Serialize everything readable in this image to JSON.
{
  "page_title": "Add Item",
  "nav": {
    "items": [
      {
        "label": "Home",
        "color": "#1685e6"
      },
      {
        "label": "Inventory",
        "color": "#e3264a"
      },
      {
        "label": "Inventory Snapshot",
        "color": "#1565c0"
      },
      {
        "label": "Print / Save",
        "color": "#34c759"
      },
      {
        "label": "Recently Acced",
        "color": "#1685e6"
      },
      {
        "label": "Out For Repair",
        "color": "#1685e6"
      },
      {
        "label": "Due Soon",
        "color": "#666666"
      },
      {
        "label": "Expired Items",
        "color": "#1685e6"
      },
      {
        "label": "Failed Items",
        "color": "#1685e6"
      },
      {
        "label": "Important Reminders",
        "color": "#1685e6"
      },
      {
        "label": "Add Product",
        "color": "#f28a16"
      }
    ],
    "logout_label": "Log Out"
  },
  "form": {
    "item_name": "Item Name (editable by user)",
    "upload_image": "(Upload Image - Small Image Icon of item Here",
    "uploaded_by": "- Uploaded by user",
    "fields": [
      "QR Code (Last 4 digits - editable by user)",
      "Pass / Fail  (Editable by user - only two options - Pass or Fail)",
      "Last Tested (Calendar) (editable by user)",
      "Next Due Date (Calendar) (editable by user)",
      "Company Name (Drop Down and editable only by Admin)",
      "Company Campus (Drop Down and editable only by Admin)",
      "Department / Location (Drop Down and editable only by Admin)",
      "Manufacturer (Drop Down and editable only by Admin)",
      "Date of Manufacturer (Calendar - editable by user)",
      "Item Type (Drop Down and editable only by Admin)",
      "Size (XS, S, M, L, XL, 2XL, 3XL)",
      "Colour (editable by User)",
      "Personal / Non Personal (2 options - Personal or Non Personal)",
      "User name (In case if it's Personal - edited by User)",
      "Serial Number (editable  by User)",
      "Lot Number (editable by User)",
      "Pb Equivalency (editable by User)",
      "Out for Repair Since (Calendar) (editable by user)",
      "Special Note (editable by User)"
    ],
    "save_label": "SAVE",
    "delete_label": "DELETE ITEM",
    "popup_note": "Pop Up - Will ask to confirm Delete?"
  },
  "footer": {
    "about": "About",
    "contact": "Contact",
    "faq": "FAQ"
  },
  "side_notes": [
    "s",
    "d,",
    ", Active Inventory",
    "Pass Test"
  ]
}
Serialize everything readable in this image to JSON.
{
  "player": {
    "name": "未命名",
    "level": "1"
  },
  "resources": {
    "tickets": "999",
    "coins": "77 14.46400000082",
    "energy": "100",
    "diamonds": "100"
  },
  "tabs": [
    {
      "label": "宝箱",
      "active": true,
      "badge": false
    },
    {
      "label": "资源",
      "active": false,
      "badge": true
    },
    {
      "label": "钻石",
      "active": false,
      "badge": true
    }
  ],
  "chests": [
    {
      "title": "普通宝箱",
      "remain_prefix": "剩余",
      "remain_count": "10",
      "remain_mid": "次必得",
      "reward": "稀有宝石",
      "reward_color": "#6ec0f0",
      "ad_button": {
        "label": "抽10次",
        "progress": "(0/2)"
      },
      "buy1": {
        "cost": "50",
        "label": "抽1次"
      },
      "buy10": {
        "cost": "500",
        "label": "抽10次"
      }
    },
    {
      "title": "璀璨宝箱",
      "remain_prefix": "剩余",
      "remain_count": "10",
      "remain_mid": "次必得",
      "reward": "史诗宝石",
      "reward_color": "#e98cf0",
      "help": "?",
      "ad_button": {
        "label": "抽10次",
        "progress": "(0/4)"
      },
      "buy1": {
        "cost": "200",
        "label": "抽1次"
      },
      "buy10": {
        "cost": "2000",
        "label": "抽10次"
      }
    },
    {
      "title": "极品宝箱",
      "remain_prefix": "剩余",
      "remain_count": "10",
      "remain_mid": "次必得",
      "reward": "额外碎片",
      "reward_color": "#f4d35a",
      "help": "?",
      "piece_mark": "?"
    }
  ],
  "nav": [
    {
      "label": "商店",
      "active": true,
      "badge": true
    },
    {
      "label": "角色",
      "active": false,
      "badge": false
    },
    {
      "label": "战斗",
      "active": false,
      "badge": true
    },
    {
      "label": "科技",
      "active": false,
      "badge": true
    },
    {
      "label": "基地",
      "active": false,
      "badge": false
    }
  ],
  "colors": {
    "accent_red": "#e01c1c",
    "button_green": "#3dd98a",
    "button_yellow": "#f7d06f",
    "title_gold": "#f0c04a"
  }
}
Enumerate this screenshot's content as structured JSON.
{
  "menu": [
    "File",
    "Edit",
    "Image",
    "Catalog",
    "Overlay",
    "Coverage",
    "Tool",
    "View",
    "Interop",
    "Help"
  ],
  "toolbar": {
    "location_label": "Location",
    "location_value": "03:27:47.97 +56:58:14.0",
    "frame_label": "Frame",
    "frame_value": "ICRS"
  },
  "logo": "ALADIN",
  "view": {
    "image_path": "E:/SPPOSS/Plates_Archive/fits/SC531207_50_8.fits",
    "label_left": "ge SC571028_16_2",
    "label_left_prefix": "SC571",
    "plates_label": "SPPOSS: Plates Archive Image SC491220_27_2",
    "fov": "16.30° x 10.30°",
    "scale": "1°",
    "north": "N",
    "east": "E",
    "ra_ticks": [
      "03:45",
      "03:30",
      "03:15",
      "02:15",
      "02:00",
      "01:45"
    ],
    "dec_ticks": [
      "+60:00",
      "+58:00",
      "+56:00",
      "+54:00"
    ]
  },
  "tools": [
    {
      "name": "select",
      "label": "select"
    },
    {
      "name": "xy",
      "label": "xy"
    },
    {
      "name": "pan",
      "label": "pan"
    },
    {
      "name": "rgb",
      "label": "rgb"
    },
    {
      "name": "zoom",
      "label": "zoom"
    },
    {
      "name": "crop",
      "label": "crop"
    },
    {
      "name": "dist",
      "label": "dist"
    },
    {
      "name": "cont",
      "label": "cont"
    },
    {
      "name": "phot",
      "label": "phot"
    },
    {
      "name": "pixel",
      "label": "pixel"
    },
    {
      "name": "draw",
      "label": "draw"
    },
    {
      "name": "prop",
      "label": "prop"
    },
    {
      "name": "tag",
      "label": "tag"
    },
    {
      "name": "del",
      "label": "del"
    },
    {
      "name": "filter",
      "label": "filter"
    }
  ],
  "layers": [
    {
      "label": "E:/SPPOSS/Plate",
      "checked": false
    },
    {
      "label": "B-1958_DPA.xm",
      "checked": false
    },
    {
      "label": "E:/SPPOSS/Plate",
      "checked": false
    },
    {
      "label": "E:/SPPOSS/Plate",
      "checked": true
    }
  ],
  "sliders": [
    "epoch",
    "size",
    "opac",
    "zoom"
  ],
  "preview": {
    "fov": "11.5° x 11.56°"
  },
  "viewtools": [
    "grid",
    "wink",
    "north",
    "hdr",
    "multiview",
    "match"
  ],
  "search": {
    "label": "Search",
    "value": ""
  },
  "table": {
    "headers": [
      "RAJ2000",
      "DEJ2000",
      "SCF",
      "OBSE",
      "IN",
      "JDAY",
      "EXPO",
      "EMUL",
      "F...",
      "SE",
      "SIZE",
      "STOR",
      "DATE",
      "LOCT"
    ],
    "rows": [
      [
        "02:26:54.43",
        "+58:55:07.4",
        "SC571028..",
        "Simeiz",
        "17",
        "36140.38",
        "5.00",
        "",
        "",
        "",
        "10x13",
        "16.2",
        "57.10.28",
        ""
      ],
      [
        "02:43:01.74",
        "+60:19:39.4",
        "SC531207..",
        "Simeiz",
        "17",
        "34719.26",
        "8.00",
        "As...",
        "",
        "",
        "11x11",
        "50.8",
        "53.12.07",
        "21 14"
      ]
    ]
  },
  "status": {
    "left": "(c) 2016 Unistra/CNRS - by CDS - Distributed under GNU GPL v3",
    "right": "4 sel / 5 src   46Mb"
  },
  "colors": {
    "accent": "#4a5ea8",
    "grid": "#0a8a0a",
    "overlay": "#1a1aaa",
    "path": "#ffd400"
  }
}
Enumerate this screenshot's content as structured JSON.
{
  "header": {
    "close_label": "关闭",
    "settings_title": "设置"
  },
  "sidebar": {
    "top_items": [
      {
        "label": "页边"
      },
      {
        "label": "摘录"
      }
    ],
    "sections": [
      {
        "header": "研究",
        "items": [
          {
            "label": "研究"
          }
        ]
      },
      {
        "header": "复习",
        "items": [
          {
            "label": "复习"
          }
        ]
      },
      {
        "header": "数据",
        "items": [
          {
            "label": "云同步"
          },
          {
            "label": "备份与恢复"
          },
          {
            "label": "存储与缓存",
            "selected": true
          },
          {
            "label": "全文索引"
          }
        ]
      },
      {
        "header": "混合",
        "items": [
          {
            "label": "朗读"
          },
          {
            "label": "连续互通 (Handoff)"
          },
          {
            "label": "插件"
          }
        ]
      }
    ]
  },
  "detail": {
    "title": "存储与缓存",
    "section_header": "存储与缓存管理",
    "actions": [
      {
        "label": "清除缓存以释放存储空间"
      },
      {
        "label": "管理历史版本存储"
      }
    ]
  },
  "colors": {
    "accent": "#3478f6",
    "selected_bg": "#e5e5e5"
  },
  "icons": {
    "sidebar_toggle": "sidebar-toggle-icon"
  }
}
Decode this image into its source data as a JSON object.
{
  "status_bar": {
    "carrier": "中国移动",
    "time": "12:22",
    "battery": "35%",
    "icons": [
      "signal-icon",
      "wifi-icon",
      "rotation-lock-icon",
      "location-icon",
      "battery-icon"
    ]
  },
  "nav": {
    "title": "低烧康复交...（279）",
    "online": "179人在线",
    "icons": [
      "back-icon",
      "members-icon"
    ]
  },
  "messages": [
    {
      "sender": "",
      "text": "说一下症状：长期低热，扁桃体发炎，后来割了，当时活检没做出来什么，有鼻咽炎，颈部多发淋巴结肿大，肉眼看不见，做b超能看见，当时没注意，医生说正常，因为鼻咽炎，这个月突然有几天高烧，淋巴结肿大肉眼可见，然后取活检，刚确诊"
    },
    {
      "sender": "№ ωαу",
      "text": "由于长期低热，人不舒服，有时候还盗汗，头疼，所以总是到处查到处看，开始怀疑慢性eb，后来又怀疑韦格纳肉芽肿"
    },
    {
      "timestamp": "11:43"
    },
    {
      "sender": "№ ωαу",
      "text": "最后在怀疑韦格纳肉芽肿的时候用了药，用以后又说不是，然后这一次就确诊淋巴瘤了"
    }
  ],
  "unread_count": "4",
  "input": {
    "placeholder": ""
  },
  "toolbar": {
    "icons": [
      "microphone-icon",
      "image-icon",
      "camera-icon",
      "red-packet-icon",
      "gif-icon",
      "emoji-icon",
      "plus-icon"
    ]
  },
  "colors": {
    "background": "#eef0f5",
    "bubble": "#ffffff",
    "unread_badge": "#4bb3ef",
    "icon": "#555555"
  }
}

++++++++

• _GIVEN PROBLEM_:
From the entries, copy out each line containing the word "options".

• _RESULT_:
      "Pass / Fail  (Editable by user - only two options - Pass or Fail)",
      "Personal / Non Personal (2 options - Personal or Non Personal)",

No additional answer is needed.